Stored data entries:
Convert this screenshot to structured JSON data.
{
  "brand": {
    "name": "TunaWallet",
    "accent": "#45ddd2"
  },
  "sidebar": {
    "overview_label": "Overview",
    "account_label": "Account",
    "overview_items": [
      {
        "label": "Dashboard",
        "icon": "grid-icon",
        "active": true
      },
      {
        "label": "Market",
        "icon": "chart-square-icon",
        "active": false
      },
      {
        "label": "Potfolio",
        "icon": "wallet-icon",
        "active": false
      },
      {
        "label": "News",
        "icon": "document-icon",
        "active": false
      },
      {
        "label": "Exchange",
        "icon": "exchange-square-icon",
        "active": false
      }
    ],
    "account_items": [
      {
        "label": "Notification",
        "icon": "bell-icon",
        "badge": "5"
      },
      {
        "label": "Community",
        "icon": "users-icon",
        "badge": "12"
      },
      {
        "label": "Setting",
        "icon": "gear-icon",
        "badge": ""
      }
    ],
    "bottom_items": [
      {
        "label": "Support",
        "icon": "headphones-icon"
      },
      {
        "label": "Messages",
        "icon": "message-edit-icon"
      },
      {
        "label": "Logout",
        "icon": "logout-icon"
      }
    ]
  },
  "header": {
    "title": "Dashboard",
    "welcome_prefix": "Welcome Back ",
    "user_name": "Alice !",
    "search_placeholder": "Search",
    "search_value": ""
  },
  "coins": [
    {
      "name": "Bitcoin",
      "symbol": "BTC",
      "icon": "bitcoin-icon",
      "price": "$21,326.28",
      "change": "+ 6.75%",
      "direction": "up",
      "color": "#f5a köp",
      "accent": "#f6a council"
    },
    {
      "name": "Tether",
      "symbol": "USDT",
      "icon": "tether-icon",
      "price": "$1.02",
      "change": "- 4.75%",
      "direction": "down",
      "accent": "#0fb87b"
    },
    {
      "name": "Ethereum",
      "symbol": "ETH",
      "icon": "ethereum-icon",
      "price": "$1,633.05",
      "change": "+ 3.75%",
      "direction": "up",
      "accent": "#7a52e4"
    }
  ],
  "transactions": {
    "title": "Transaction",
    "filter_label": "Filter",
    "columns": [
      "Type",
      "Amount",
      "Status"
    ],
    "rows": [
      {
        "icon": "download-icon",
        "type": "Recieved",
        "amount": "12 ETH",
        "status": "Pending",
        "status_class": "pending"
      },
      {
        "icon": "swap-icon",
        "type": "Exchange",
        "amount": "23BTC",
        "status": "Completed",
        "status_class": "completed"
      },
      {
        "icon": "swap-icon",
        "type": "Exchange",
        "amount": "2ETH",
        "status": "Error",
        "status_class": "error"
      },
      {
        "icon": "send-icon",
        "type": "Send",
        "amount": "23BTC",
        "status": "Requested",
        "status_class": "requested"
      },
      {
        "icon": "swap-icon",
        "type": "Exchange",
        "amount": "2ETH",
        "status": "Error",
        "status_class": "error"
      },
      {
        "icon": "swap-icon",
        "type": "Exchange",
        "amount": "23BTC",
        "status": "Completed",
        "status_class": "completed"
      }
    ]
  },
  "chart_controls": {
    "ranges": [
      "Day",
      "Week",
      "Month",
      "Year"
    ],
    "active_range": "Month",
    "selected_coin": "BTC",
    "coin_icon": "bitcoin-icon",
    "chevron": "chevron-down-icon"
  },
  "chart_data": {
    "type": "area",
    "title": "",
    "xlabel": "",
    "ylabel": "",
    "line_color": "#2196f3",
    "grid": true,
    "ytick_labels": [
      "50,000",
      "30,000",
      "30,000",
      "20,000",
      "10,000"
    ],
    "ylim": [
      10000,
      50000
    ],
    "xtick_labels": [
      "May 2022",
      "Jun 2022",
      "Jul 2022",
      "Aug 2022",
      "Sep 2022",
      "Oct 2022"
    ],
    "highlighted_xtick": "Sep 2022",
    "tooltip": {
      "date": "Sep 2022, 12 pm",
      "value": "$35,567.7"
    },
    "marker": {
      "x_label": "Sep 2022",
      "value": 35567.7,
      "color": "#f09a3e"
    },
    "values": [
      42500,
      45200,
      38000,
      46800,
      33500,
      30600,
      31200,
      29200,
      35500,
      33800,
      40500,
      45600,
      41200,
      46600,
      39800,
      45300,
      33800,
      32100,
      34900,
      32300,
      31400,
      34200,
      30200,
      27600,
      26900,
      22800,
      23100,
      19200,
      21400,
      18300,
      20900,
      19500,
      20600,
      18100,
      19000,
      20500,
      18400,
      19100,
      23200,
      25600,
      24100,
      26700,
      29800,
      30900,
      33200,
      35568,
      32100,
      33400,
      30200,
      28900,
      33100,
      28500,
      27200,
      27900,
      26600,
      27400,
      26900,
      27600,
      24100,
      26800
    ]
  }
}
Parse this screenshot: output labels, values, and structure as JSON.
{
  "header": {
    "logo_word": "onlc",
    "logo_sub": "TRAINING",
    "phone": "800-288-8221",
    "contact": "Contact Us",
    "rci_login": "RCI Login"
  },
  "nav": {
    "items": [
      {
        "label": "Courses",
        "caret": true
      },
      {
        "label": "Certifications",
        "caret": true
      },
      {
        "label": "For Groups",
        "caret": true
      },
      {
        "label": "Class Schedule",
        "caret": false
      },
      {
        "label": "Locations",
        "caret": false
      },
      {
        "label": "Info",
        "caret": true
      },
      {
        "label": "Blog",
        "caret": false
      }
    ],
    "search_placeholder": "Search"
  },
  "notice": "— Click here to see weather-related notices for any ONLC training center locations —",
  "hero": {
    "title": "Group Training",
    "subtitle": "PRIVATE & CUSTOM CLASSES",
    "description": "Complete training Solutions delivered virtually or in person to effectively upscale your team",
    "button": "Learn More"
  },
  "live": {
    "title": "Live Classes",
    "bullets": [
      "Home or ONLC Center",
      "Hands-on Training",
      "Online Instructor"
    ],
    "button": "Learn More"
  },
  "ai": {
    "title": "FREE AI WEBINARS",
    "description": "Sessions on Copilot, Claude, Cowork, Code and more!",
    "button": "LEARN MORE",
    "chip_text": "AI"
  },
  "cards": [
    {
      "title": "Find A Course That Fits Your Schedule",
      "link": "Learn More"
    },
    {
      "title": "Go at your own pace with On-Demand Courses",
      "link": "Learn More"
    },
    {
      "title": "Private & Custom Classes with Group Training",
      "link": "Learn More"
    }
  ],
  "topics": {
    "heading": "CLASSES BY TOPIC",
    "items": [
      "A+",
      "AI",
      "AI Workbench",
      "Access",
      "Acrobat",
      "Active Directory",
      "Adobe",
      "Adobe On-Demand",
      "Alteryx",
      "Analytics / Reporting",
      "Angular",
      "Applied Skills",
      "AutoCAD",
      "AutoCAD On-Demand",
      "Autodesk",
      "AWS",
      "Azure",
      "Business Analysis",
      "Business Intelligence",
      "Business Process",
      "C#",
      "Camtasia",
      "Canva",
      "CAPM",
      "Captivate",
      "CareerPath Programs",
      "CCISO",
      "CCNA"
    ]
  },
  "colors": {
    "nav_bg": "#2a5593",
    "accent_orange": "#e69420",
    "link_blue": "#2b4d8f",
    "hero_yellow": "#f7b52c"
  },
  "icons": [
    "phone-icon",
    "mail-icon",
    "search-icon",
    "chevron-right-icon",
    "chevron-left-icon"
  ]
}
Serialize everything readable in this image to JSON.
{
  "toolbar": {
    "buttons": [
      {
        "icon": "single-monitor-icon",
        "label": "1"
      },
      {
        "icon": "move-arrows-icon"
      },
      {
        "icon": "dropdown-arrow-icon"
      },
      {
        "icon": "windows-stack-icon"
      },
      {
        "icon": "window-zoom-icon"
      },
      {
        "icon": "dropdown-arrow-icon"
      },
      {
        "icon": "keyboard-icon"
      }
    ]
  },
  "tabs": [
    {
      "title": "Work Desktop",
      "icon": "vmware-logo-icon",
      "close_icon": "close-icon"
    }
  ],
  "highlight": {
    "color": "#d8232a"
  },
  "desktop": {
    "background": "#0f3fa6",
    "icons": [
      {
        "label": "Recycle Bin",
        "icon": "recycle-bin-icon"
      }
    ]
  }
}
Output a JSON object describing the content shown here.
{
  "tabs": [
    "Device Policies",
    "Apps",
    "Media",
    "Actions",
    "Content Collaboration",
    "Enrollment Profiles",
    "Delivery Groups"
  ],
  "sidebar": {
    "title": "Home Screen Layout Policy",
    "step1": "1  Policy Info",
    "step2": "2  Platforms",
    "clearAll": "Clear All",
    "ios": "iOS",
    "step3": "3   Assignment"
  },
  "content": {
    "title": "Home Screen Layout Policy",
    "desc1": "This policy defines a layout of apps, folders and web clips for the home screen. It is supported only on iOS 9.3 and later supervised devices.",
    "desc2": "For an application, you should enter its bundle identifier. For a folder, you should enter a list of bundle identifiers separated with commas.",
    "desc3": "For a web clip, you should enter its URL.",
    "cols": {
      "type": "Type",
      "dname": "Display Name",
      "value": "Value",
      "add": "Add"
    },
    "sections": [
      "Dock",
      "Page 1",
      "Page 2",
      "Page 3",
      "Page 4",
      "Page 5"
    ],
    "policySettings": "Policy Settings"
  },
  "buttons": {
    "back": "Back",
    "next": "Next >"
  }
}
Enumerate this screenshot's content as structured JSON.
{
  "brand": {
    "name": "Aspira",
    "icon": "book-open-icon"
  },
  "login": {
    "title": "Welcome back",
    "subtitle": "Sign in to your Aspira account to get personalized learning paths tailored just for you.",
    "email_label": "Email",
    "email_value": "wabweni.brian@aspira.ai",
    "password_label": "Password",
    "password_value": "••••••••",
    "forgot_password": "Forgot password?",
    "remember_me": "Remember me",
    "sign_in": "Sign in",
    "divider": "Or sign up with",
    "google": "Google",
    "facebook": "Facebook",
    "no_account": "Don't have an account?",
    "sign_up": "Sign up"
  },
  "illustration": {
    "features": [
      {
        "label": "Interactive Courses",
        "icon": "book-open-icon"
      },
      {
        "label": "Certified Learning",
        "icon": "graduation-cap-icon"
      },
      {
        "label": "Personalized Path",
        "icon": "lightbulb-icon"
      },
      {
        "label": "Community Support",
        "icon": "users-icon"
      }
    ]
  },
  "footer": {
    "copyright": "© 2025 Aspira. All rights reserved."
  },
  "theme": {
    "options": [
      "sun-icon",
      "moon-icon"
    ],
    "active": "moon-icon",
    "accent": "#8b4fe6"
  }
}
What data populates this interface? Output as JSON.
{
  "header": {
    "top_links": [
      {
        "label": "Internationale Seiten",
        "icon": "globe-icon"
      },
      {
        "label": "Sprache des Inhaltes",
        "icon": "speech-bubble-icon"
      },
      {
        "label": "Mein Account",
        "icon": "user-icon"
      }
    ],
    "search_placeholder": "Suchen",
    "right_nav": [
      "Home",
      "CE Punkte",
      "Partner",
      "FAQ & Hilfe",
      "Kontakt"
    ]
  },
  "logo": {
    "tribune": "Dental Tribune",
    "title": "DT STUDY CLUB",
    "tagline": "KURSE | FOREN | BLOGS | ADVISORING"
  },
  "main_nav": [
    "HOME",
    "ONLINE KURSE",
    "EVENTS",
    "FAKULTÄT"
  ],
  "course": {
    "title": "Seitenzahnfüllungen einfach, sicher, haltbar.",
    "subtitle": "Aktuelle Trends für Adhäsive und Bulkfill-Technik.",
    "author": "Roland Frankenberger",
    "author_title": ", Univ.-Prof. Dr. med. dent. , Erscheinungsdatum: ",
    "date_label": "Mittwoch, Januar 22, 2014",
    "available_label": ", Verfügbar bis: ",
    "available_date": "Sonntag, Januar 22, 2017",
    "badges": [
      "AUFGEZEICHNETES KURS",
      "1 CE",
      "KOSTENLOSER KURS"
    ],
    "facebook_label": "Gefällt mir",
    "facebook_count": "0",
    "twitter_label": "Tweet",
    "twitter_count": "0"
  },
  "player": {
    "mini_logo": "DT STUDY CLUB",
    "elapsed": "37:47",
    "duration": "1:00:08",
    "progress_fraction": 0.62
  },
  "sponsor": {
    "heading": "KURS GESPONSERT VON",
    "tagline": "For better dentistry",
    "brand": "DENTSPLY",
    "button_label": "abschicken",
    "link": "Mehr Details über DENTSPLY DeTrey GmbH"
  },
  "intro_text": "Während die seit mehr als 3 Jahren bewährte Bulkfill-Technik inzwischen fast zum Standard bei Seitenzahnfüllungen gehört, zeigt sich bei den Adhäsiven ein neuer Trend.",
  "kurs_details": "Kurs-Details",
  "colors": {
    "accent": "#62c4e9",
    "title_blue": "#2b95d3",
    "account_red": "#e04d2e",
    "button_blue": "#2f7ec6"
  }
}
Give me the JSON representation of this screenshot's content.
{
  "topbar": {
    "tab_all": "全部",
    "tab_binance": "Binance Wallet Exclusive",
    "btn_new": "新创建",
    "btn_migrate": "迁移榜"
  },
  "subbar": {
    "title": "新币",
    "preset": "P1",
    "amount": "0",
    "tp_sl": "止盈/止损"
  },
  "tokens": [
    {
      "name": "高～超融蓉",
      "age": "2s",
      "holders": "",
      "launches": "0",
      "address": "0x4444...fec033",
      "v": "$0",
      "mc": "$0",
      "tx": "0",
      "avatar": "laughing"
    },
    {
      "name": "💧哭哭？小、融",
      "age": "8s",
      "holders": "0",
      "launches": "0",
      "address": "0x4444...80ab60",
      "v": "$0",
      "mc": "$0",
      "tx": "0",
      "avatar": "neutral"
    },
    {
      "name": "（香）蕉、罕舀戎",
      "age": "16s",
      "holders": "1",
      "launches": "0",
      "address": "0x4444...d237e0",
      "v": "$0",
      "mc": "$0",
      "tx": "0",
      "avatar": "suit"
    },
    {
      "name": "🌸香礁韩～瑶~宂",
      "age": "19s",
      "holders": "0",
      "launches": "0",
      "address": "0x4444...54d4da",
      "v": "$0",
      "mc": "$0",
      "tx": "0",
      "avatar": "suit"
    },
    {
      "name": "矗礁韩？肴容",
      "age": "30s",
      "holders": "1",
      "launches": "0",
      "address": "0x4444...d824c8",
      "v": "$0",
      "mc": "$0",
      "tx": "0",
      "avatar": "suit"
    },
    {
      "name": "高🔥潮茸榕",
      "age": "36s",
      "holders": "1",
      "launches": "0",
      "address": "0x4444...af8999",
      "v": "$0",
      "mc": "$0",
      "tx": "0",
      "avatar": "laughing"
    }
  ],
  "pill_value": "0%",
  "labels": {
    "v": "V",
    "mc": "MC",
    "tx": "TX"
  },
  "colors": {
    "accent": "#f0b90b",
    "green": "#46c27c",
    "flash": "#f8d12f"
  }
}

**INSTRUCTION**
Find every line in the listing that holds the string "subtitle", then say how many there are as a bare number.

**THE ANSWER**
3